»»
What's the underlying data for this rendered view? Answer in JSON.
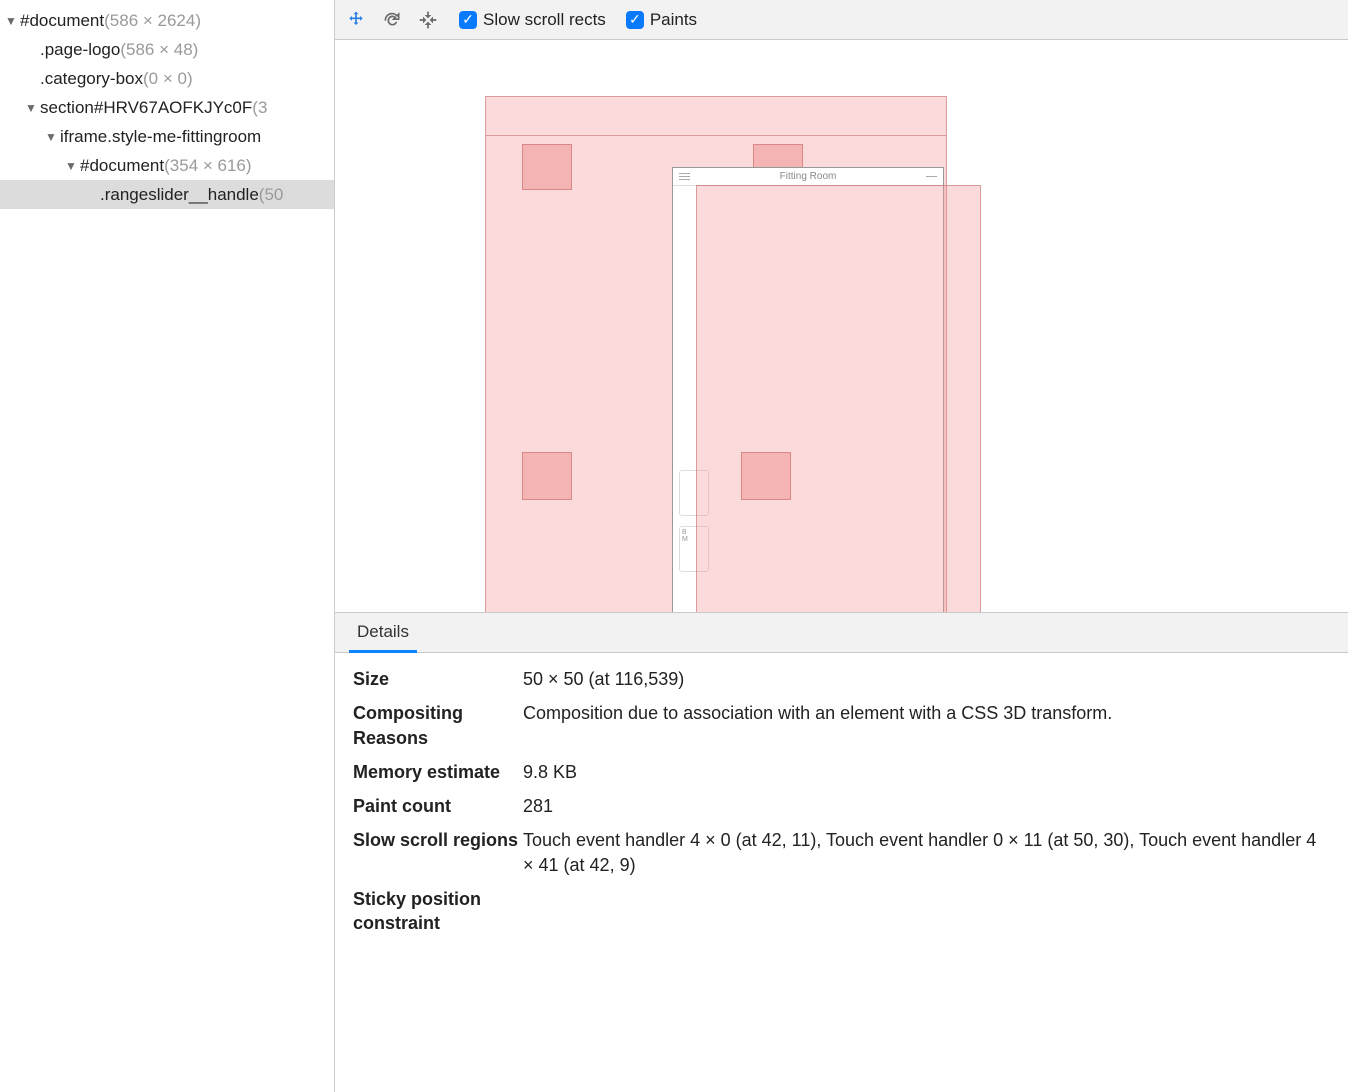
{
  "tree": {
    "items": [
      {
        "indent": 0,
        "arrow": "▼",
        "label": "#document",
        "dim": "(586 × 2624)",
        "selected": false
      },
      {
        "indent": 1,
        "arrow": "",
        "label": ".page-logo",
        "dim": "(586 × 48)",
        "selected": false
      },
      {
        "indent": 1,
        "arrow": "",
        "label": ".category-box",
        "dim": "(0 × 0)",
        "selected": false
      },
      {
        "indent": 1,
        "arrow": "▼",
        "label": "section#HRV67AOFKJYc0F",
        "dim": "(3",
        "selected": false
      },
      {
        "indent": 2,
        "arrow": "▼",
        "label": "iframe.style-me-fittingroom",
        "dim": "",
        "selected": false
      },
      {
        "indent": 3,
        "arrow": "▼",
        "label": "#document",
        "dim": "(354 × 616)",
        "selected": false
      },
      {
        "indent": 4,
        "arrow": "",
        "label": ".rangeslider__handle",
        "dim": "(50",
        "selected": true
      }
    ]
  },
  "toolbar": {
    "checkbox1_label": "Slow scroll rects",
    "checkbox2_label": "Paints"
  },
  "viewer": {
    "fitting_title": "Fitting Room"
  },
  "details": {
    "tab_label": "Details",
    "rows": [
      {
        "label": "Size",
        "value": "50 × 50 (at 116,539)"
      },
      {
        "label": "Compositing Reasons",
        "value": "Composition due to association with an element with a CSS 3D transform."
      },
      {
        "label": "Memory estimate",
        "value": "9.8 KB"
      },
      {
        "label": "Paint count",
        "value": "281"
      },
      {
        "label": "Slow scroll regions",
        "value": "Touch event handler 4 × 0 (at 42, 11), Touch event handler 0 × 11 (at 50, 30), Touch event handler 4 × 41 (at 42, 9)"
      },
      {
        "label": "Sticky position constraint",
        "value": ""
      }
    ]
  }
}
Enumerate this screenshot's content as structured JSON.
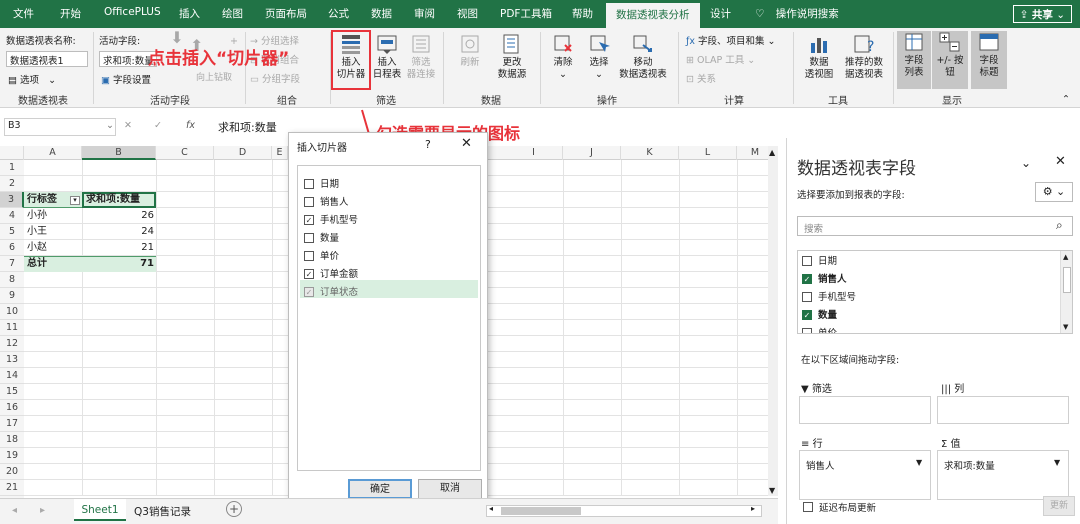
{
  "tabs": [
    "文件",
    "开始",
    "OfficePLUS",
    "插入",
    "绘图",
    "页面布局",
    "公式",
    "数据",
    "审阅",
    "视图",
    "PDF工具箱",
    "帮助",
    "数据透视表分析",
    "设计"
  ],
  "tell_me": "操作说明搜索",
  "share": "共享",
  "ribbon": {
    "pt_name_label": "数据透视表名称:",
    "pt_name_value": "数据透视表1",
    "options": "选项",
    "pt_group": "数据透视表",
    "active_field_label": "活动字段:",
    "active_field_value": "求和项:数量",
    "field_settings": "字段设置",
    "drill_down": "向下钻取",
    "drill_up": "向上钻取",
    "expand_label": "展开字段",
    "collapse_label": "折叠字段",
    "active_group": "活动字段",
    "group_selection": "分组选择",
    "ungroup": "取消组合",
    "group_field": "分组字段",
    "group_group": "组合",
    "insert_slicer": "插入\n切片器",
    "insert_timeline": "插入\n日程表",
    "filter_conn": "筛选\n器连接",
    "filter_group": "筛选",
    "refresh": "刷新",
    "change_source": "更改\n数据源",
    "data_group": "数据",
    "clear": "清除",
    "select": "选择",
    "move_pt": "移动\n数据透视表",
    "ops_group": "操作",
    "fields_items": "字段、项目和集",
    "olap": "OLAP 工具",
    "relations": "关系",
    "calc_group": "计算",
    "pivot_chart": "数据\n透视图",
    "recommended": "推荐的数\n据透视表",
    "tools_group": "工具",
    "field_list": "字段\n列表",
    "pm_buttons": "+/- 按钮",
    "field_headers": "字段\n标题",
    "show_group": "显示"
  },
  "annotations": {
    "click_insert": "点击插入“切片器”",
    "check_fields": "勾选需要显示的图标"
  },
  "formula_bar": {
    "name_box": "B3",
    "fx": "fx",
    "content": "求和项:数量"
  },
  "columns": [
    "A",
    "B",
    "C",
    "D",
    "E",
    "I",
    "J",
    "K",
    "L",
    "M"
  ],
  "rows": [
    "1",
    "2",
    "3",
    "4",
    "5",
    "6",
    "7",
    "8",
    "9",
    "10",
    "11",
    "12",
    "13",
    "14",
    "15",
    "16",
    "17",
    "18",
    "19",
    "20",
    "21",
    "22"
  ],
  "cells": {
    "a3": "行标签",
    "b3": "求和项:数量",
    "a4": "小孙",
    "b4": "26",
    "a5": "小王",
    "b5": "24",
    "a6": "小赵",
    "b6": "21",
    "a7": "总计",
    "b7": "71"
  },
  "dialog": {
    "title": "插入切片器",
    "help": "?",
    "items": [
      {
        "label": "日期",
        "checked": false,
        "disabled": false
      },
      {
        "label": "销售人",
        "checked": false,
        "disabled": false
      },
      {
        "label": "手机型号",
        "checked": true,
        "disabled": false
      },
      {
        "label": "数量",
        "checked": false,
        "disabled": false
      },
      {
        "label": "单价",
        "checked": false,
        "disabled": false
      },
      {
        "label": "订单金额",
        "checked": true,
        "disabled": false
      },
      {
        "label": "订单状态",
        "checked": true,
        "disabled": true
      }
    ],
    "ok": "确定",
    "cancel": "取消"
  },
  "pane": {
    "title": "数据透视表字段",
    "choose_label": "选择要添加到报表的字段:",
    "search_placeholder": "搜索",
    "fields": [
      {
        "label": "日期",
        "checked": false,
        "bold": false
      },
      {
        "label": "销售人",
        "checked": true,
        "bold": true
      },
      {
        "label": "手机型号",
        "checked": false,
        "bold": false
      },
      {
        "label": "数量",
        "checked": true,
        "bold": true
      },
      {
        "label": "单价",
        "checked": false,
        "bold": false
      }
    ],
    "drag_label": "在以下区域间拖动字段:",
    "filters": "筛选",
    "columns": "列",
    "rows": "行",
    "values": "值",
    "rows_value": "销售人",
    "values_value": "求和项:数量",
    "defer": "延迟布局更新",
    "update": "更新"
  },
  "sheets": [
    "Sheet1",
    "Q3销售记录"
  ],
  "colors": {
    "excel_green": "#217346",
    "annotation_red": "#e8333a",
    "highlight": "#d9efe0"
  }
}
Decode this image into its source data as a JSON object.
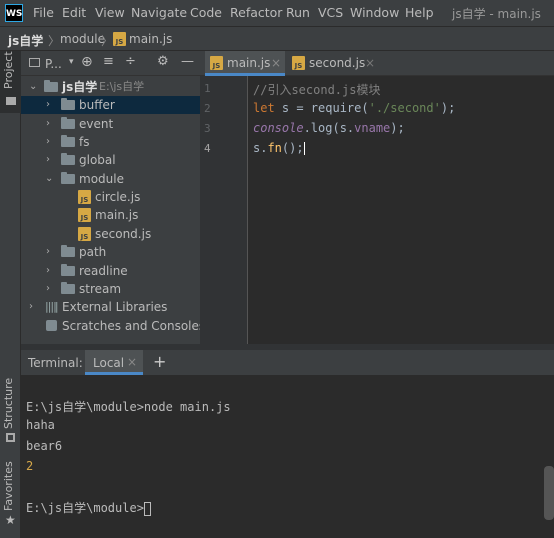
{
  "app": {
    "logo_text": "WS",
    "window_title": "js自学 - main.js"
  },
  "menu": [
    "File",
    "Edit",
    "View",
    "Navigate",
    "Code",
    "Refactor",
    "Run",
    "VCS",
    "Window",
    "Help"
  ],
  "breadcrumb": {
    "root": "js自学",
    "folder": "module",
    "file": "main.js"
  },
  "left_stripe": {
    "project": "Project",
    "structure": "Structure",
    "favorites": "Favorites"
  },
  "project": {
    "title": "P...",
    "root_name": "js自学",
    "root_path": "E:\\js自学",
    "folders": [
      "buffer",
      "event",
      "fs",
      "global",
      "module",
      "path",
      "readline",
      "stream"
    ],
    "module_files": [
      "circle.js",
      "main.js",
      "second.js"
    ],
    "external": "External Libraries",
    "scratches": "Scratches and Consoles"
  },
  "editor": {
    "tabs": [
      "main.js",
      "second.js"
    ],
    "line_numbers": [
      "1",
      "2",
      "3",
      "4"
    ],
    "code": {
      "l1": "//引入second.js模块",
      "l2_kw": "let",
      "l2_a": " s = require(",
      "l2_str": "'./second'",
      "l2_b": ");",
      "l3_obj": "console",
      "l3_a": ".log(s.",
      "l3_prop": "vname",
      "l3_b": ");",
      "l4_a": "s.",
      "l4_fn": "fn",
      "l4_b": "();"
    }
  },
  "terminal": {
    "label": "Terminal:",
    "tab": "Local",
    "add": "+",
    "lines": [
      "E:\\js自学\\module>node main.js",
      "haha",
      "bear6",
      "2"
    ],
    "prompt": "E:\\js自学\\module>"
  },
  "colors": {
    "keyword": "#cc7832",
    "string": "#6a8759",
    "comment": "#808080",
    "property": "#9876aa",
    "function": "#ffc66d",
    "number": "#d6a84a"
  }
}
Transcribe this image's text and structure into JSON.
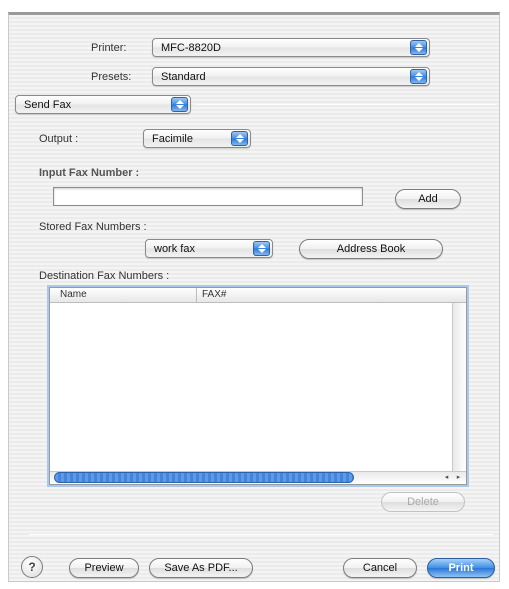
{
  "printer": {
    "label": "Printer:",
    "value": "MFC-8820D"
  },
  "presets": {
    "label": "Presets:",
    "value": "Standard"
  },
  "panel": {
    "value": "Send Fax"
  },
  "output": {
    "label": "Output :",
    "value": "Facimile"
  },
  "input_fax": {
    "label": "Input Fax Number :",
    "value": "",
    "add_label": "Add"
  },
  "stored_fax": {
    "label": "Stored Fax Numbers :",
    "value": "work fax",
    "address_book_label": "Address Book"
  },
  "destination": {
    "label": "Destination Fax Numbers :",
    "columns": [
      "Name",
      "FAX#"
    ],
    "rows": [],
    "delete_label": "Delete"
  },
  "footer": {
    "help_icon": "?",
    "preview_label": "Preview",
    "save_pdf_label": "Save As PDF...",
    "cancel_label": "Cancel",
    "print_label": "Print"
  },
  "scroll": {
    "left_arrow": "◂",
    "right_arrow": "▸"
  },
  "colors": {
    "accent": "#3f8ee3",
    "sheet_bg": "#f0f0f0"
  }
}
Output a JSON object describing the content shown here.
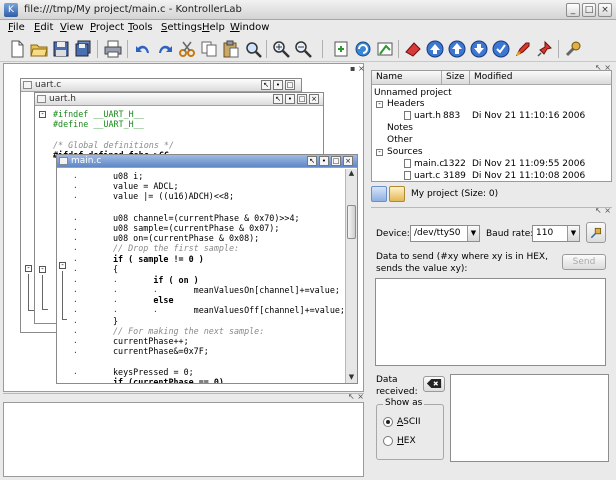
{
  "window": {
    "title": "file:///tmp/My project/main.c - KontrollerLab",
    "minimize": "_",
    "maximize": "□",
    "close": "×"
  },
  "menu": {
    "items": [
      {
        "first": "F",
        "rest": "ile"
      },
      {
        "first": "E",
        "rest": "dit"
      },
      {
        "first": "V",
        "rest": "iew"
      },
      {
        "first": "P",
        "rest": "roject"
      },
      {
        "first": "T",
        "rest": "ools"
      },
      {
        "first": "S",
        "rest": "ettings"
      },
      {
        "first": "H",
        "rest": "elp"
      },
      {
        "first": "W",
        "rest": "indow"
      }
    ]
  },
  "toolbar": {
    "icons": [
      "new-file-icon",
      "open-file-icon",
      "save-icon",
      "save-all-icon",
      "print-icon",
      "undo-icon",
      "redo-icon",
      "cut-icon",
      "copy-icon",
      "paste-icon",
      "find-icon",
      "zoom-in-icon",
      "zoom-out-icon",
      "new-project-icon",
      "compile-icon",
      "build-icon",
      "erase-icon",
      "upload-icon",
      "upload-all-icon",
      "download-icon",
      "verify-icon",
      "rocket-icon",
      "pin-icon",
      "config-icon"
    ]
  },
  "editor": {
    "windows": {
      "uart_c": {
        "title": "uart.c"
      },
      "uart_h": {
        "title": "uart.h",
        "lines": [
          "#ifndef __UART_H__",
          "#define __UART_H__",
          "",
          "/* Global definitions */",
          "#ifdef defined fsbc >CC"
        ]
      },
      "main_c": {
        "title": "main.c",
        "lines": [
          "u08 i;",
          "value = ADCL;",
          "value |= ((u16)ADCH)<<8;",
          "",
          "u08 channel=(currentPhase & 0x70)>>4;",
          "u08 sample=(currentPhase & 0x07);",
          "u08 on=(currentPhase & 0x08);",
          "// Drop the first sample:",
          "if ( sample != 0 )",
          "{",
          "        if ( on )",
          "                meanValuesOn[channel]+=value;",
          "        else",
          "                meanValuesOff[channel]+=value;",
          "}",
          "// For making the next sample:",
          "currentPhase++;",
          "currentPhase&=0x7F;",
          "",
          "keysPressed = 0;",
          "",
          "if (currentPhase == 0)"
        ]
      }
    },
    "dot": "."
  },
  "project": {
    "columns": {
      "name": "Name",
      "size": "Size",
      "modified": "Modified"
    },
    "root": "Unnamed project",
    "headers": "Headers",
    "notes": "Notes",
    "other": "Other",
    "sources": "Sources",
    "files": {
      "uart_h": {
        "name": "uart.h",
        "size": "883",
        "modified": "Di Nov 21 11:10:16 2006"
      },
      "main_c": {
        "name": "main.c",
        "size": "1322",
        "modified": "Di Nov 21 11:09:55 2006"
      },
      "uart_c": {
        "name": "uart.c",
        "size": "3189",
        "modified": "Di Nov 21 11:10:08 2006"
      }
    },
    "summary": "My project (Size: 0)"
  },
  "serial": {
    "device_label": "Device:",
    "device_value": "/dev/ttyS0",
    "baud_label": "Baud rate:",
    "baud_value": "110",
    "send_hint": "Data to send (#xy where xy is in HEX, sends the value xy):",
    "send_button": "Send",
    "received_label": "Data received:",
    "show_as": "Show as",
    "ascii": {
      "first": "A",
      "rest": "SCII"
    },
    "hex": {
      "first": "H",
      "rest": "EX"
    },
    "mode": "ASCII"
  },
  "colors": {
    "accent": "#5f87c6",
    "keyword": "#000000",
    "comment": "#8a8a8a",
    "preprocessor": "#1b8a1b",
    "number": "#b8352a"
  }
}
««
What you should do:
Locate each line containing the string "sample" and show it.

Output:
          "u08 sample=(currentPhase & 0x07);",
          "// Drop the first sample:",
          "if ( sample != 0 )",
          "// For making the next sample:",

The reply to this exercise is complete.